» DATA TO PROCESS
>>>>

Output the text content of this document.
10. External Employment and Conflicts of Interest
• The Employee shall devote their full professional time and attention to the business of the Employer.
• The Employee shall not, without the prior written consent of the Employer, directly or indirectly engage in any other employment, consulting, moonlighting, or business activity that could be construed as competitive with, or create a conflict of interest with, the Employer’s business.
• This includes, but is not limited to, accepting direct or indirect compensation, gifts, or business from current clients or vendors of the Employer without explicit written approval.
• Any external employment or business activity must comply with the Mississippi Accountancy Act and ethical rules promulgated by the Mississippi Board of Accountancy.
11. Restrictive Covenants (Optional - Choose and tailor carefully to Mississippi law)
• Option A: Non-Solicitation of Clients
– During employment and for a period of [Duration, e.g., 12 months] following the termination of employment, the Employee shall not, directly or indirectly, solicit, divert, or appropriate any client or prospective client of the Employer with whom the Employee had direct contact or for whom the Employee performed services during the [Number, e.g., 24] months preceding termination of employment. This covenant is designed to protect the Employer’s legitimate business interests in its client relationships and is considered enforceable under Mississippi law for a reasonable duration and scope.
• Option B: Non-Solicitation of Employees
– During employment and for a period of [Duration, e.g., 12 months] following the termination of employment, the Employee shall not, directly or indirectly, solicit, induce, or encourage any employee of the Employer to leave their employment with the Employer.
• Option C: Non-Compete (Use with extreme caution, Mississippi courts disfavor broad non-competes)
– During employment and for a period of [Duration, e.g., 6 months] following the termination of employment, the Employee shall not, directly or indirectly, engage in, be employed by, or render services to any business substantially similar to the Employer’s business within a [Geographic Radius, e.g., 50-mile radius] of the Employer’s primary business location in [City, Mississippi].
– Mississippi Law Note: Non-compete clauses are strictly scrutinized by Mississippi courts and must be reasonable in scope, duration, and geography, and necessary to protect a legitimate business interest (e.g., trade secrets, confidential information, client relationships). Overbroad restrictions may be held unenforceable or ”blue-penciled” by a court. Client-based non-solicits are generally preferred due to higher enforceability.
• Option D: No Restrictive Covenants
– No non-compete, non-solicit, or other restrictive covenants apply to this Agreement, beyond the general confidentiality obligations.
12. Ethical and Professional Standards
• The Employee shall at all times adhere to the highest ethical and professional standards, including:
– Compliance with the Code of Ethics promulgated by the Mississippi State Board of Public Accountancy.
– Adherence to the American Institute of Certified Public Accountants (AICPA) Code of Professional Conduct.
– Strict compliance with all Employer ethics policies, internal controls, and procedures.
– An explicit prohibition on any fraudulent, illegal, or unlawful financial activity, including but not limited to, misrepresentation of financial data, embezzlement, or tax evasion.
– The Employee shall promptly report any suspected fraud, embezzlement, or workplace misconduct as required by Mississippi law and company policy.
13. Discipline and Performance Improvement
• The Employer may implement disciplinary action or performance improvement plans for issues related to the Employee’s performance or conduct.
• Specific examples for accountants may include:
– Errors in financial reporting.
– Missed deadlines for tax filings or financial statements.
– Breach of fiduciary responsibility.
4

<<<<

» TASK DETAILS
Track down all lines above with the string "limited" and copy them.

» TASK RESULT
• This includes, but is not limited to, accepting direct or indirect compensation, gifts, or business from current clients or vendors of the Employer without explicit written approval.
– An explicit prohibition on any fraudulent, illegal, or unlawful financial activity, including but not limited to, misrepresentation of financial data, embezzlement, or tax evasion.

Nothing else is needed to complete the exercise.